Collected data
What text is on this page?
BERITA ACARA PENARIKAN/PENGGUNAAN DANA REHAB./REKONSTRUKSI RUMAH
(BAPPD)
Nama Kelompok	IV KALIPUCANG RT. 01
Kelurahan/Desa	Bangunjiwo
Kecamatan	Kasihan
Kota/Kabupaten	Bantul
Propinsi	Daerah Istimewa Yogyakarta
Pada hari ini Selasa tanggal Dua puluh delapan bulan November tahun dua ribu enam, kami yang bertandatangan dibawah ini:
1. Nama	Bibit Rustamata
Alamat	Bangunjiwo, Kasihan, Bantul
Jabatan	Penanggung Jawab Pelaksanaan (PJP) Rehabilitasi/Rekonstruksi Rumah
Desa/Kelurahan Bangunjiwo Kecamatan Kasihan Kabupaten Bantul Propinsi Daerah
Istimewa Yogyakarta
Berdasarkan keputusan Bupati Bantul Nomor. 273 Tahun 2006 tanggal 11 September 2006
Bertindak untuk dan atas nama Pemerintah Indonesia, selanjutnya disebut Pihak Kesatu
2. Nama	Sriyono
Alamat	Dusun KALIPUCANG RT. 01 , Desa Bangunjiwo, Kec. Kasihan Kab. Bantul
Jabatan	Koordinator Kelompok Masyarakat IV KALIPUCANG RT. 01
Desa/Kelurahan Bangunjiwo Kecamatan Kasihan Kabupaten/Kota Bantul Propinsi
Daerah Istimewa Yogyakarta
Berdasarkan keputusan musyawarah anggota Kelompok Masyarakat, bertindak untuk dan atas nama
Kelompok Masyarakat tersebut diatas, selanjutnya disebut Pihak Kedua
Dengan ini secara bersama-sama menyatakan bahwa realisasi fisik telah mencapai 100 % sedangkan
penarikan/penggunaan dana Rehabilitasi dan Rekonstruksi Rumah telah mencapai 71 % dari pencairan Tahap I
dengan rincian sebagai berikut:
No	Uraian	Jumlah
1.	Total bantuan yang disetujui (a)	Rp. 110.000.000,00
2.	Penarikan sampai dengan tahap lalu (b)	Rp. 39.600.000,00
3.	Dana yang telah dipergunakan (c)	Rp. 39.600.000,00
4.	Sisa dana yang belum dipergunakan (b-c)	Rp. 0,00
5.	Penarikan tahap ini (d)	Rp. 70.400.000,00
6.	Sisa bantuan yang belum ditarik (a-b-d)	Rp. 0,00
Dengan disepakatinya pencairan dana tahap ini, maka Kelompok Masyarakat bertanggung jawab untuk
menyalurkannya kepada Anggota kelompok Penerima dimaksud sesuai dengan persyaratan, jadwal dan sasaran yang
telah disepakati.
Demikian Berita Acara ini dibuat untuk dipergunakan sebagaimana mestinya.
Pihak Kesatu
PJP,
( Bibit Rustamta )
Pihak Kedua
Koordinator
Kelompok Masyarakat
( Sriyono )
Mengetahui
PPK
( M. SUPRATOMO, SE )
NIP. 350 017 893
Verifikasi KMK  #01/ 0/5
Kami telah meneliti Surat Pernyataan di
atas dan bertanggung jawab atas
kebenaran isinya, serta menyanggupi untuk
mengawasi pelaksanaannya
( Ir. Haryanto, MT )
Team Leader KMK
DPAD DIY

GIVEN REQUEST:
Each entry above is to be quoted exactly.

EXERCISE OUTPUT:
What text is on this page?
BERITA ACARA PENARIKAN/PENGGUNAAN DANA REHAB./REKONSTRUKSI RUMAH
(BAPPD)
Nama Kelompok	IV KALIPUCANG RT. 01
Kelurahan/Desa	Bangunjiwo
Kecamatan	Kasihan
Kota/Kabupaten	Bantul
Propinsi	Daerah Istimewa Yogyakarta
Pada hari ini Selasa tanggal Dua puluh delapan bulan November tahun dua ribu enam, kami yang bertandatangan dibawah ini:
1. Nama	Bibit Rustamata
Alamat	Bangunjiwo, Kasihan, Bantul
Jabatan	Penanggung Jawab Pelaksanaan (PJP) Rehabilitasi/Rekonstruksi Rumah
Desa/Kelurahan Bangunjiwo Kecamatan Kasihan Kabupaten Bantul Propinsi Daerah
Istimewa Yogyakarta
Berdasarkan keputusan Bupati Bantul Nomor. 273 Tahun 2006 tanggal 11 September 2006
Bertindak untuk dan atas nama Pemerintah Indonesia, selanjutnya disebut Pihak Kesatu
2. Nama	Sriyono
Alamat	Dusun KALIPUCANG RT. 01 , Desa Bangunjiwo, Kec. Kasihan Kab. Bantul
Jabatan	Koordinator Kelompok Masyarakat IV KALIPUCANG RT. 01
Desa/Kelurahan Bangunjiwo Kecamatan Kasihan Kabupaten/Kota Bantul Propinsi
Daerah Istimewa Yogyakarta
Berdasarkan keputusan musyawarah anggota Kelompok Masyarakat, bertindak untuk dan atas nama
Kelompok Masyarakat tersebut diatas, selanjutnya disebut Pihak Kedua
Dengan ini secara bersama-sama menyatakan bahwa realisasi fisik telah mencapai 100 % sedangkan
penarikan/penggunaan dana Rehabilitasi dan Rekonstruksi Rumah telah mencapai 71 % dari pencairan Tahap I
dengan rincian sebagai berikut:
No	Uraian	Jumlah
1.	Total bantuan yang disetujui (a)	Rp. 110.000.000,00
2.	Penarikan sampai dengan tahap lalu (b)	Rp. 39.600.000,00
3.	Dana yang telah dipergunakan (c)	Rp. 39.600.000,00
4.	Sisa dana yang belum dipergunakan (b-c)	Rp. 0,00
5.	Penarikan tahap ini (d)	Rp. 70.400.000,00
6.	Sisa bantuan yang belum ditarik (a-b-d)	Rp. 0,00
Dengan disepakatinya pencairan dana tahap ini, maka Kelompok Masyarakat bertanggung jawab untuk
menyalurkannya kepada Anggota kelompok Penerima dimaksud sesuai dengan persyaratan, jadwal dan sasaran yang
telah disepakati.
Demikian Berita Acara ini dibuat untuk dipergunakan sebagaimana mestinya.
Pihak Kesatu
PJP,
( Bibit Rustamta )
Pihak Kedua
Koordinator
Kelompok Masyarakat
( Sriyono )
Mengetahui
PPK
( M. SUPRATOMO, SE )
NIP. 350 017 893
Verifikasi KMK  #01/ 0/5
Kami telah meneliti Surat Pernyataan di
atas dan bertanggung jawab atas
kebenaran isinya, serta menyanggupi untuk
mengawasi pelaksanaannya
( Ir. Haryanto, MT )
Team Leader KMK
DPAD DIY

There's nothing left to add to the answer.